QUOTED TEXT ->
<<<<
# Solar PVC (because there simply aren't enough threads, lol)



## Warwalk (May 25, 2011)

I've been closing in on my property for two years now, and for the first time, rather than looking at more years, and looking at only a few months. 

This is for the big island of Hawaii, and rather than focus on issues such as "how much solar do I need", or "is solar right for me", I'd settle by saying for the first question I'll have to find out once I get there, and for the second question there's simply no other choice ~ there's no grid tie whatsoever, nor will there be for awhile to come.

That being said, I look to more practical matters... what are some reputable sites for purchasing solar panels, that offer a decent mix of cost per watt vs reliability? I've heard in the past that the best way to "do" solar is to buy it once and be done with it. I wish I had this luxury, but I don't. For me, by necessity, I'd be buying enough to power a periodic getaway, that would ultimately morph into a vacation home, and ultimately a place to live permanently. 

I think I'm just rambling at this point... best come up with decent questions quickly... okay, the aforementioned "good sites" to buy in bulk... any ideas? Also, periodically I see these articles about building one's solar panels... any benefit to doing this? I'll have no choice but to re-size later, so I'll almost have to learn to do it myself to cut my expenses as I up-size inverters. What do battery banks run? I've seen them for $300 each, which sounded crazy high, but maybe not...
>>>>
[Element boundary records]
<<<<
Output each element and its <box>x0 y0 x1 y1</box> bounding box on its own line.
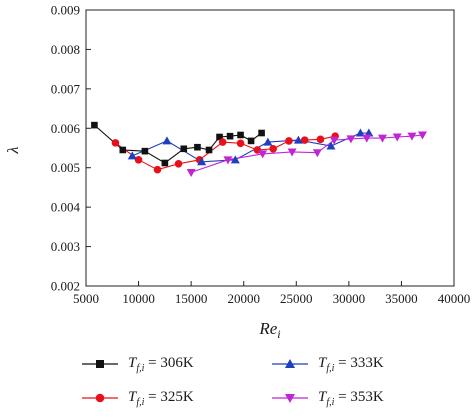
data-point-325k <box>236 139 245 148</box>
x-tick-label: 25000 <box>280 291 313 306</box>
legend-label-333k: Tf,i = 333K <box>318 354 384 374</box>
data-point-353k <box>392 133 402 142</box>
legend-swatch-333k <box>272 359 308 368</box>
data-point-306k <box>247 137 255 145</box>
y-tick-label: 0.002 <box>51 279 80 294</box>
legend-label-325k: Tf,i = 325K <box>128 388 194 408</box>
legend-label-306k: Tf,i = 306K <box>128 354 194 374</box>
y-tick-label: 0.008 <box>51 42 80 57</box>
legend-item-333k: Tf,i = 333K <box>270 352 384 376</box>
data-point-353k <box>186 168 196 177</box>
legend-swatch-325k <box>82 393 118 403</box>
data-point-333k <box>162 136 172 145</box>
x-tick-label: 40000 <box>438 291 471 306</box>
data-point-325k <box>153 165 162 174</box>
x-tick-label: 30000 <box>333 291 366 306</box>
data-point-333k <box>263 137 273 146</box>
data-point-306k <box>180 145 188 153</box>
x-axis-label-main: Re <box>258 319 277 338</box>
series-markers <box>91 121 427 177</box>
legend-label-353k: Tf,i = 353K <box>318 388 384 408</box>
data-point-333k <box>197 157 207 166</box>
data-point-325k <box>300 136 309 144</box>
data-point-333k <box>127 151 137 160</box>
x-tick-label: 15000 <box>175 291 208 306</box>
data-point-306k <box>119 146 127 154</box>
y-tick-label: 0.009 <box>51 3 80 18</box>
legend-item-306k: Tf,i = 306K <box>80 352 194 376</box>
data-point-306k <box>216 133 223 141</box>
data-point-333k <box>293 135 303 144</box>
line-chart: 5000 10000 15000 20000 25000 30000 35000 40000 0… <box>5 3 471 341</box>
legend-item-325k: Tf,i = 325K <box>80 386 194 410</box>
data-point-353k <box>223 156 233 165</box>
data-point-325k <box>218 138 227 146</box>
data-point-325k <box>316 135 325 144</box>
y-tick-label: 0.004 <box>51 200 81 215</box>
series-line-306k <box>94 124 262 164</box>
y-tick-label: 0.003 <box>51 239 80 254</box>
data-point-306k <box>237 131 244 139</box>
data-point-333k <box>364 128 374 137</box>
data-point-353k <box>287 148 297 157</box>
y-tick-label: 0.005 <box>51 160 80 175</box>
data-point-306k <box>205 146 213 154</box>
data-point-325k <box>111 139 120 147</box>
axis-ticks: 5000 10000 15000 20000 25000 30000 35000 40000 0… <box>51 3 471 307</box>
x-tick-label: 35000 <box>385 291 418 306</box>
x-tick-label: 10000 <box>122 291 155 306</box>
y-axis-label: λ <box>5 146 22 154</box>
data-point-353k <box>329 136 339 145</box>
data-point-353k <box>258 150 268 159</box>
data-point-353k <box>407 132 417 141</box>
data-point-306k <box>258 129 265 137</box>
y-tick-label: 0.007 <box>51 81 81 96</box>
legend-swatch-306k <box>82 360 118 368</box>
data-point-325k <box>269 144 277 153</box>
data-point-306k <box>161 159 169 167</box>
x-tick-label: 20000 <box>227 291 260 306</box>
plot-frame <box>85 9 455 287</box>
x-axis-label-sub: i <box>277 327 280 340</box>
x-axis-label: Rei <box>258 319 280 340</box>
x-tick-label: 5000 <box>73 291 99 306</box>
data-point-306k <box>226 132 234 140</box>
data-point-353k <box>362 134 372 143</box>
data-point-333k <box>326 141 336 150</box>
data-point-353k <box>378 134 388 143</box>
data-point-306k <box>194 143 201 151</box>
data-point-333k <box>355 128 365 137</box>
legend-item-353k: Tf,i = 353K <box>270 386 384 410</box>
data-point-325k <box>134 156 143 164</box>
data-point-306k <box>141 147 149 155</box>
data-point-353k <box>312 149 322 158</box>
data-point-333k <box>230 155 240 164</box>
data-point-353k <box>346 135 356 144</box>
legend: Tf,i = 306K Tf,i = 333K Tf,i = 325K Tf,i… <box>0 340 474 420</box>
data-point-353k <box>417 131 427 140</box>
data-point-325k <box>174 159 183 168</box>
y-tick-label: 0.006 <box>51 121 81 136</box>
data-point-306k <box>91 121 98 129</box>
data-point-325k <box>285 137 293 145</box>
legend-swatch-353k <box>272 394 308 403</box>
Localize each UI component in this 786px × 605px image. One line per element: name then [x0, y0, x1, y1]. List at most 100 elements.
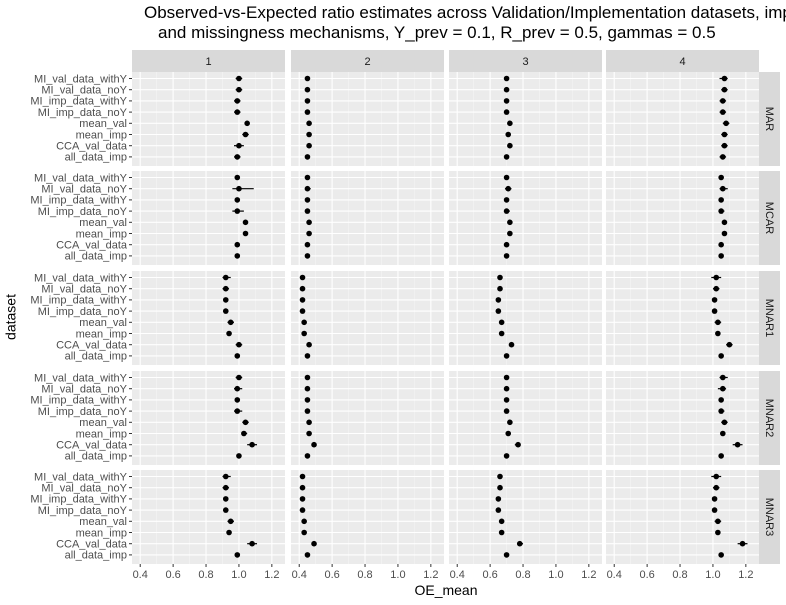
data-point	[234, 253, 241, 259]
data-point	[234, 397, 241, 403]
panel-background	[291, 72, 444, 166]
y-tick-label: MI_val_data_noY	[41, 85, 127, 97]
panel-background	[606, 72, 759, 166]
data-point	[226, 330, 232, 337]
y-tick-label: MI_imp_data_noY	[38, 206, 128, 218]
data-point	[720, 385, 726, 392]
y-tick-label: CCA_val_data	[56, 141, 128, 153]
x-tick-label: 1.2	[738, 569, 753, 581]
y-tick-label: MI_val_data_noY	[41, 184, 127, 196]
data-point	[306, 131, 312, 138]
data-point	[306, 419, 312, 426]
y-tick-label: MI_imp_data_noY	[38, 107, 128, 119]
data-point	[299, 496, 306, 502]
y-tick-label: mean_val	[79, 417, 127, 429]
chart-title-line-1: Observed-vs-Expected ratio estimates acr…	[144, 3, 786, 22]
data-point	[222, 308, 229, 314]
data-point	[498, 330, 505, 337]
y-axis-title: dataset	[3, 294, 19, 340]
data-point	[236, 453, 242, 459]
panel-background	[132, 171, 285, 265]
x-tick-label: 0.8	[357, 569, 372, 581]
column-strip-label: 2	[364, 56, 370, 68]
data-point	[721, 75, 728, 82]
data-point	[311, 441, 317, 448]
column-strip-4	[606, 50, 759, 72]
row-strip-mnar2	[758, 371, 780, 465]
y-tick-label: MI_imp_data_noY	[38, 306, 128, 318]
data-point	[507, 230, 513, 237]
data-point	[503, 253, 510, 259]
data-point	[711, 507, 718, 513]
data-point	[222, 285, 229, 292]
data-point	[242, 131, 249, 138]
data-point	[236, 86, 242, 93]
data-point	[299, 297, 306, 303]
data-point	[515, 441, 521, 448]
data-point	[234, 241, 241, 248]
column-strip-label: 3	[522, 56, 528, 68]
panel-background	[449, 371, 602, 465]
data-point	[495, 496, 502, 502]
panel-background	[606, 271, 759, 365]
data-point	[304, 154, 311, 160]
x-tick-label: 0.6	[482, 569, 497, 581]
data-point	[306, 430, 312, 437]
data-point	[726, 341, 733, 348]
data-point	[241, 430, 247, 437]
column-strip-1	[132, 50, 285, 72]
x-tick-label: 0.6	[639, 569, 654, 581]
x-tick-label: 0.8	[515, 569, 530, 581]
data-point	[304, 408, 311, 414]
data-point	[299, 473, 306, 480]
y-tick-label: CCA_val_data	[56, 240, 128, 252]
y-tick-label: all_data_imp	[65, 351, 127, 363]
y-tick-label: MI_imp_data_withY	[30, 494, 127, 506]
y-tick-label: mean_imp	[76, 228, 127, 240]
panel-background	[132, 470, 285, 564]
data-point	[311, 540, 317, 547]
data-point	[299, 285, 306, 292]
data-point	[720, 109, 726, 115]
y-tick-label: MI_imp_data_noY	[38, 406, 128, 418]
data-point	[234, 208, 241, 214]
data-point	[304, 86, 311, 93]
x-tick-label: 0.6	[324, 569, 339, 581]
y-tick-label: MI_val_data_withY	[34, 272, 128, 284]
panel-background	[291, 271, 444, 365]
data-point	[304, 453, 311, 459]
y-tick-label: MI_val_data_withY	[34, 172, 128, 184]
y-tick-label: all_data_imp	[65, 451, 127, 463]
data-point	[234, 154, 241, 160]
data-point	[718, 174, 724, 181]
data-point	[721, 230, 728, 237]
panel-background	[449, 271, 602, 365]
data-point	[299, 274, 306, 281]
data-point	[721, 86, 728, 93]
data-point	[720, 374, 726, 381]
panel-background	[291, 171, 444, 265]
x-tick-label: 1.2	[264, 569, 279, 581]
data-point	[234, 109, 241, 115]
y-tick-label: MI_imp_data_withY	[30, 96, 127, 108]
data-point	[226, 529, 232, 536]
data-point	[227, 319, 234, 326]
data-point	[304, 197, 311, 203]
data-point	[304, 208, 311, 214]
data-point	[720, 98, 726, 104]
data-point	[503, 75, 510, 82]
data-point	[236, 341, 242, 348]
panel-background	[606, 470, 759, 564]
data-point	[304, 109, 311, 115]
row-strip-mnar1	[758, 271, 780, 365]
y-tick-label: mean_imp	[76, 129, 127, 141]
x-tick-label: 1.2	[581, 569, 596, 581]
data-point	[503, 552, 510, 558]
data-point	[304, 241, 311, 248]
data-point	[503, 109, 510, 115]
row-strip-label: MNAR1	[763, 299, 775, 338]
y-tick-label: MI_val_data_withY	[34, 372, 128, 384]
data-point	[503, 154, 510, 160]
data-point	[304, 374, 311, 381]
y-tick-label: mean_imp	[76, 527, 127, 539]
>>>>
CHALLENGES ->
(a) According to the forum post, what price has the poster seen for battery banks?
(b) Duplicate the forum post between "## Warwalk (May" and "a few months.", inclusive.
The records are separate material from the forum post.

OUTPUTS IN ORDER ->
(a) $300 each.

(b)
## Warwalk (May 25, 2011)

I've been closing in on my property for two years now, and for the first time, rather than looking at more years, and looking at only a few months.